**EXERCISE GOAL:** For this exercise, copy out each line of the material below that includes "Perkhidmatan".

**DATASET RECORDS:**
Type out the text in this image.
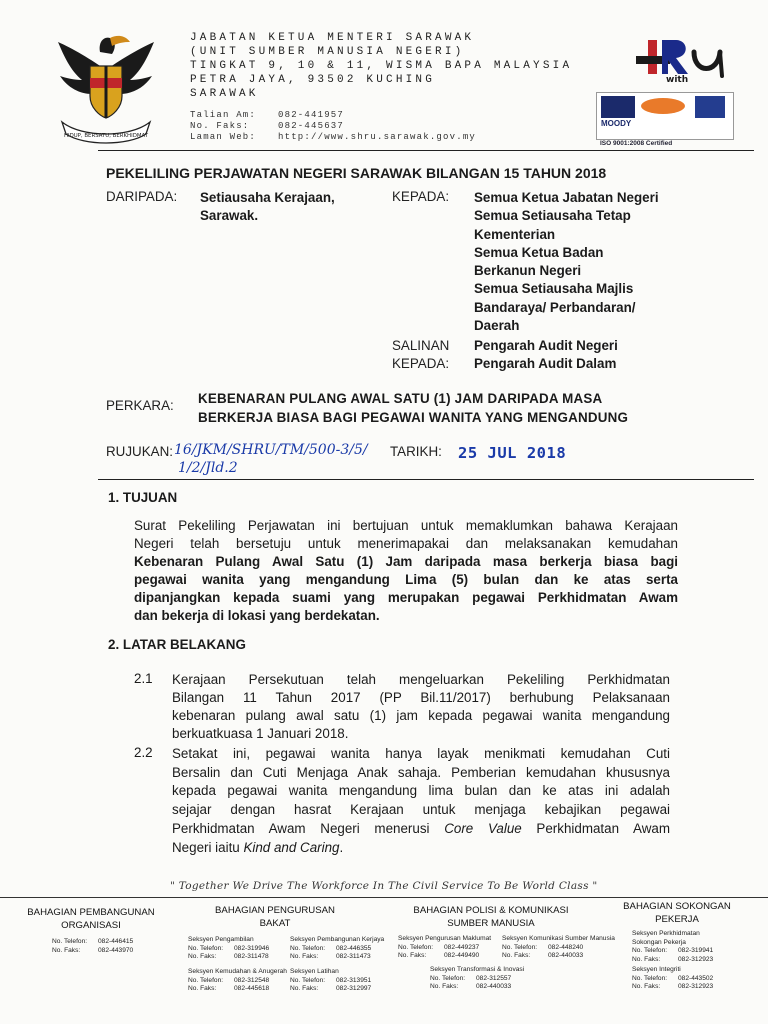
HIDUP, BERSATU, BERKHIDMAT
JABATAN KETUA MENTERI SARAWAK
(UNIT SUMBER MANUSIA NEGERI)
TINGKAT 9, 10 & 11, WISMA BAPA MALAYSIA
PETRA JAYA, 93502 KUCHING
SARAWAK
Talian Am: 082-441957
No. Faks:	082-445637
Laman Web: http://www.shru.sarawak.gov.my
with
MOODY
ISO 9001:2008 Certified
PEKELILING PERJAWATAN NEGERI SARAWAK BILANGAN 15 TAHUN 2018
DARIPADA: Setiausaha Kerajaan,
Sarawak.
KEPADA: Semua Ketua Jabatan Negeri
Semua Setiausaha Tetap
Kementerian
Semua Ketua Badan
Berkanun Negeri
Semua Setiausaha Majlis
Bandaraya/ Perbandaran/
Daerah
SALINAN
KEPADA:
Pengarah Audit Negeri
Pengarah Audit Dalam
PERKARA: KEBENARAN PULANG AWAL SATU (1) JAM DARIPADA MASA
BERKERJA BIASA BAGI PEGAWAI WANITA YANG MENGANDUNG
RUJUKAN: 16/JKM/SHRU/TM/500-3/5/
1/2/Jld.2
TARIKH: 25 JUL 2018
1. TUJUAN
Surat Pekeliling Perjawatan ini bertujuan untuk memaklumkan bahawa Kerajaan
Negeri telah bersetuju untuk menerimapakai dan melaksanakan kemudahan
Kebenaran Pulang Awal Satu (1) Jam daripada masa berkerja biasa bagi
pegawai wanita yang mengandung Lima (5) bulan dan ke atas serta
dipanjangkan kepada suami yang merupakan pegawai Perkhidmatan Awam
dan bekerja di lokasi yang berdekatan.
2. LATAR BELAKANG
2.1 Kerajaan Persekutuan telah mengeluarkan Pekeliling Perkhidmatan
Bilangan 11 Tahun 2017 (PP Bil.11/2017) berhubung Pelaksanaan
kebenaran pulang awal satu (1) jam kepada pegawai wanita mengandung
berkuatkuasa 1 Januari 2018.
2.2 Setakat ini, pegawai wanita hanya layak menikmati kemudahan Cuti
Bersalin dan Cuti Menjaga Anak sahaja. Pemberian kemudahan khususnya
kepada pegawai wanita mengandung lima bulan dan ke atas ini adalah
sejajar dengan hasrat Kerajaan untuk menjaga kebajikan pegawai
Perkhidmatan Awam Negeri menerusi Core Value Perkhidmatan Awam
Negeri iaitu Kind and Caring.
" Together We Drive The Workforce In The Civil Service To Be World Class "
BAHAGIAN PEMBANGUNAN
ORGANISASI
No. Telefon: 082-446415
No. Faks:	082-443970
BAHAGIAN PENGURUSAN
BAKAT
Seksyen Pengambilan
No. Telefon: 082-319946
No. Faks:	082-311478
Seksyen Pembangunan Kerjaya
No. Telefon: 082-446355
No. Faks:	082-311473
Seksyen Kemudahan & Anugerah
No. Telefon: 082-312548
No. Faks:	082-445618
Seksyen Latihan
No. Telefon: 082-313951
No. Faks:	082-312997
BAHAGIAN POLISI & KOMUNIKASI
SUMBER MANUSIA
Seksyen Pengurusan Maklumat
No. Telefon: 082-449237
No. Faks:	082-449490
Seksyen Komunikasi Sumber Manusia
No. Telefon: 082-448240
No. Faks:	082-440033
Seksyen Transformasi & Inovasi
No. Telefon: 082-312557
No. Faks:	082-440033
BAHAGIAN SOKONGAN
PEKERJA
Seksyen Perkhidmatan
Sokongan Pekerja
No. Telefon: 082-319941
No. Faks:	082-312923
Seksyen Integriti
No. Telefon: 082-443502
No. Faks:	082-312923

**ANSWER TO THE TASK:**
dipanjangkan kepada suami yang merupakan pegawai Perkhidmatan Awam
2.1 Kerajaan Persekutuan telah mengeluarkan Pekeliling Perkhidmatan
Perkhidmatan Awam Negeri menerusi Core Value Perkhidmatan Awam
Seksyen Perkhidmatan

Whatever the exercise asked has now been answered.